▶ _Task material_
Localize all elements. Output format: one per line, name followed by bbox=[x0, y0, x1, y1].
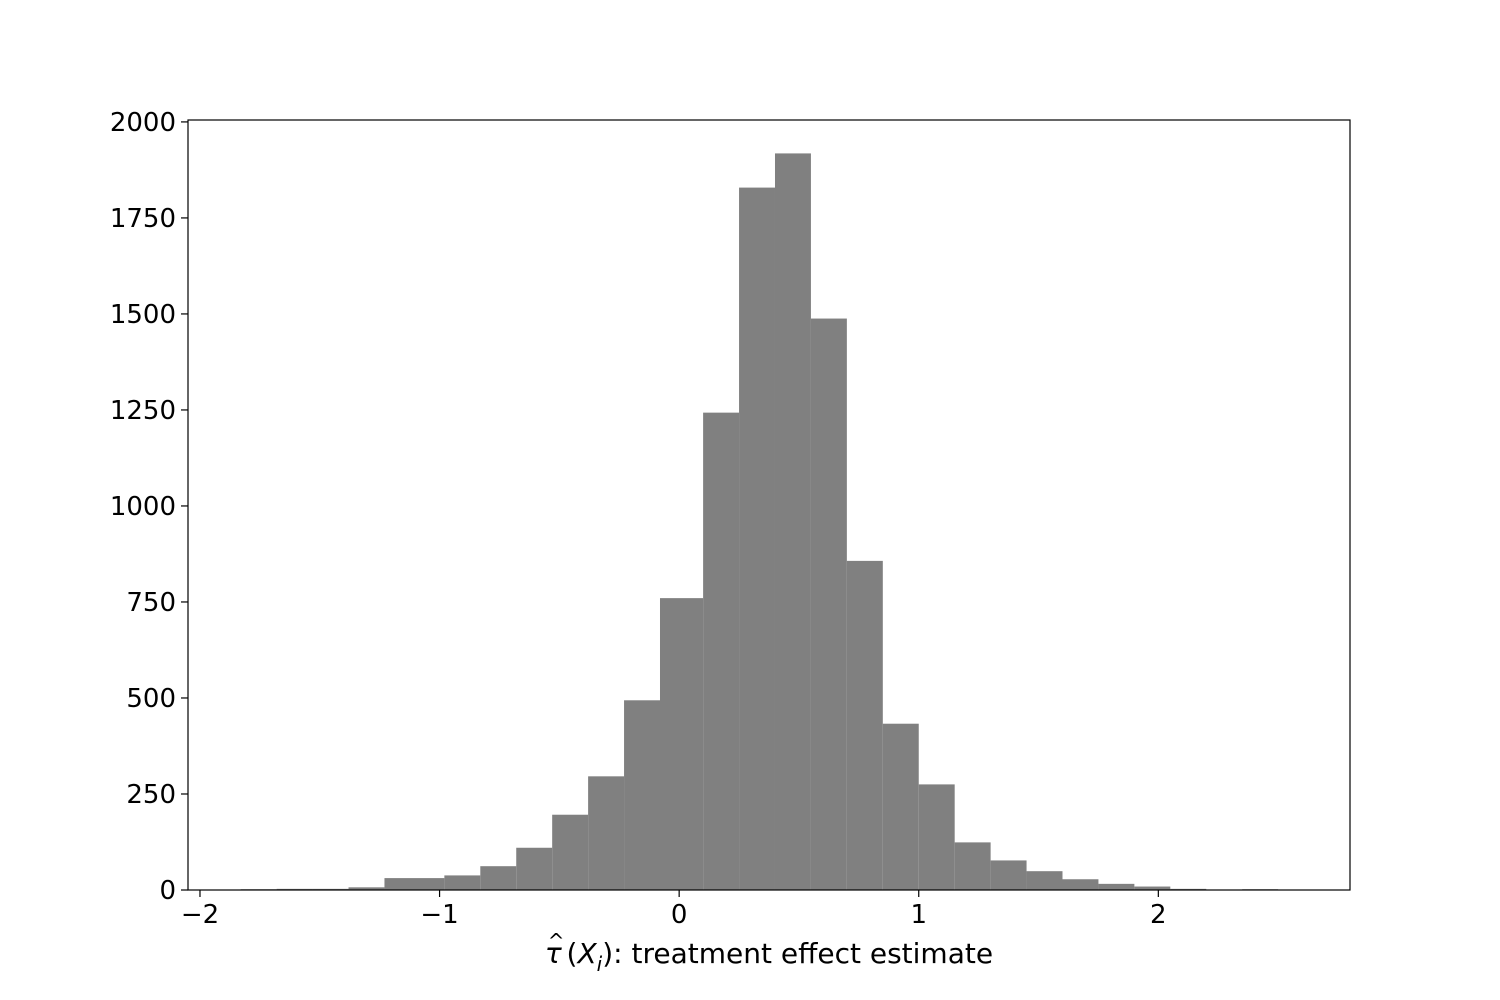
histogram-bar bbox=[882, 723, 919, 890]
histogram-bar bbox=[588, 776, 625, 890]
x-tick-label: 2 bbox=[1150, 900, 1167, 930]
histogram-bar bbox=[1026, 871, 1063, 890]
y-tick-label: 2000 bbox=[110, 108, 176, 138]
histogram-bars bbox=[240, 153, 1279, 891]
y-tick-label: 250 bbox=[126, 780, 176, 810]
histogram-bar bbox=[774, 153, 811, 890]
histogram-bar bbox=[739, 187, 775, 891]
histogram-bar bbox=[703, 412, 740, 890]
histogram-bar bbox=[552, 814, 589, 890]
y-tick-label: 0 bbox=[159, 876, 176, 906]
histogram-bar bbox=[480, 866, 517, 890]
x-tick-label: −2 bbox=[181, 900, 219, 930]
x-tick-label: 1 bbox=[910, 900, 927, 930]
histogram-bar bbox=[990, 860, 1027, 890]
x-axis-label-hat: ^ bbox=[548, 929, 565, 953]
histogram-bar bbox=[1062, 879, 1099, 890]
x-axis-label: τ^(Xi): treatment effect estimate bbox=[545, 929, 993, 976]
y-tick-label: 1500 bbox=[110, 300, 176, 330]
y-tick-label: 750 bbox=[126, 588, 176, 618]
y-tick-label: 500 bbox=[126, 684, 176, 714]
histogram-bar bbox=[384, 878, 445, 890]
x-tick-label: −1 bbox=[420, 900, 458, 930]
histogram-bar bbox=[348, 887, 385, 890]
histogram-bar bbox=[918, 784, 955, 890]
x-axis-label-symbol: τ bbox=[545, 937, 562, 970]
x-axis-label-subscript: i bbox=[597, 952, 603, 976]
x-tick-label: 0 bbox=[671, 900, 688, 930]
histogram-bar bbox=[1098, 883, 1135, 890]
y-tick-label: 1000 bbox=[110, 492, 176, 522]
y-tick-label: 1750 bbox=[110, 204, 176, 234]
histogram-bar bbox=[516, 847, 553, 890]
x-axis-label-rest: ): treatment effect estimate bbox=[602, 937, 993, 970]
histogram-bar bbox=[659, 598, 704, 890]
x-axis-label-open: ( bbox=[567, 937, 578, 970]
x-axis-ticks: −2 −1 0 1 2 bbox=[181, 890, 1167, 930]
histogram-bar bbox=[810, 318, 847, 891]
y-axis-ticks: 0 250 500 750 1000 1250 1500 1750 2000 bbox=[110, 108, 188, 906]
x-axis-label-var: X bbox=[575, 937, 597, 970]
histogram-bar bbox=[624, 700, 660, 890]
plot-area-frame bbox=[187, 119, 1351, 891]
histogram-bar bbox=[846, 560, 883, 890]
histogram-bar bbox=[954, 842, 991, 890]
histogram-bar bbox=[1134, 886, 1171, 890]
y-tick-label: 1250 bbox=[110, 396, 176, 426]
histogram-bar bbox=[444, 875, 481, 890]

▶ _What is expected_
Please render every line of the entries above as a JSON list of strings, one string per line, leaving out blank lines and the pictures.

▶ _Task result_
[
  "Localize all elements. Output format: one per line, name followed by bbox=[x0, y0, x1, y1].",
  "histogram-bar bbox=[882, 723, 919, 890]",
  "histogram-bar bbox=[588, 776, 625, 890]",
  "x-tick-label: 2 bbox=[1150, 900, 1167, 930]",
  "histogram-bar bbox=[1026, 871, 1063, 890]",
  "y-tick-label: 2000 bbox=[110, 108, 176, 138]",
  "histogram-bars bbox=[240, 153, 1279, 891]",
  "y-tick-label: 250 bbox=[126, 780, 176, 810]",
  "histogram-bar bbox=[774, 153, 811, 890]",
  "histogram-bar bbox=[739, 187, 775, 891]",
  "histogram-bar bbox=[703, 412, 740, 890]",
  "histogram-bar bbox=[552, 814, 589, 890]",
  "y-tick-label: 0 bbox=[159, 876, 176, 906]",
  "histogram-bar bbox=[480, 866, 517, 890]",
  "x-tick-label: −2 bbox=[181, 900, 219, 930]",
  "x-tick-label: 1 bbox=[910, 900, 927, 930]",
  "histogram-bar bbox=[990, 860, 1027, 890]",
  "x-axis-label-hat: ^ bbox=[548, 929, 565, 953]",
  "histogram-bar bbox=[1062, 879, 1099, 890]",
  "x-axis-label: τ^(Xi): treatment effect estimate bbox=[545, 929, 993, 976]",
  "y-tick-label: 1500 bbox=[110, 300, 176, 330]",
  "y-tick-label: 750 bbox=[126, 588, 176, 618]",
  "y-tick-label: 500 bbox=[126, 684, 176, 714]",
  "histogram-bar bbox=[384, 878, 445, 890]",
  "x-tick-label: −1 bbox=[420, 900, 458, 930]",
  "histogram-bar bbox=[348, 887, 385, 890]",
  "histogram-bar bbox=[918, 784, 955, 890]",
  "x-axis-label-symbol: τ bbox=[545, 937, 562, 970]",
  "x-axis-label-subscript: i bbox=[597, 952, 603, 976]",
  "x-tick-label: 0 bbox=[671, 900, 688, 930]",
  "histogram-bar bbox=[1098, 883, 1135, 890]",
  "y-tick-label: 1000 bbox=[110, 492, 176, 522]",
  "y-tick-label: 1750 bbox=[110, 204, 176, 234]",
  "histogram-bar bbox=[516, 847, 553, 890]",
  "x-axis-label-rest: ): treatment effect estimate bbox=[602, 937, 993, 970]",
  "histogram-bar bbox=[659, 598, 704, 890]",
  "x-axis-label-open: ( bbox=[567, 937, 578, 970]",
  "x-axis-ticks: −2 −1 0 1 2 bbox=[181, 890, 1167, 930]",
  "histogram-bar bbox=[810, 318, 847, 891]",
  "y-axis-ticks: 0 250 500 750 1000 1250 1500 1750 2000 bbox=[110, 108, 188, 906]",
  "x-axis-label-var: X bbox=[575, 937, 597, 970]",
  "histogram-bar bbox=[624, 700, 660, 890]",
  "plot-area-frame bbox=[187, 119, 1351, 891]",
  "histogram-bar bbox=[846, 560, 883, 890]",
  "histogram-bar bbox=[954, 842, 991, 890]",
  "histogram-bar bbox=[1134, 886, 1171, 890]",
  "y-tick-label: 1250 bbox=[110, 396, 176, 426]",
  "histogram-bar bbox=[444, 875, 481, 890]"
]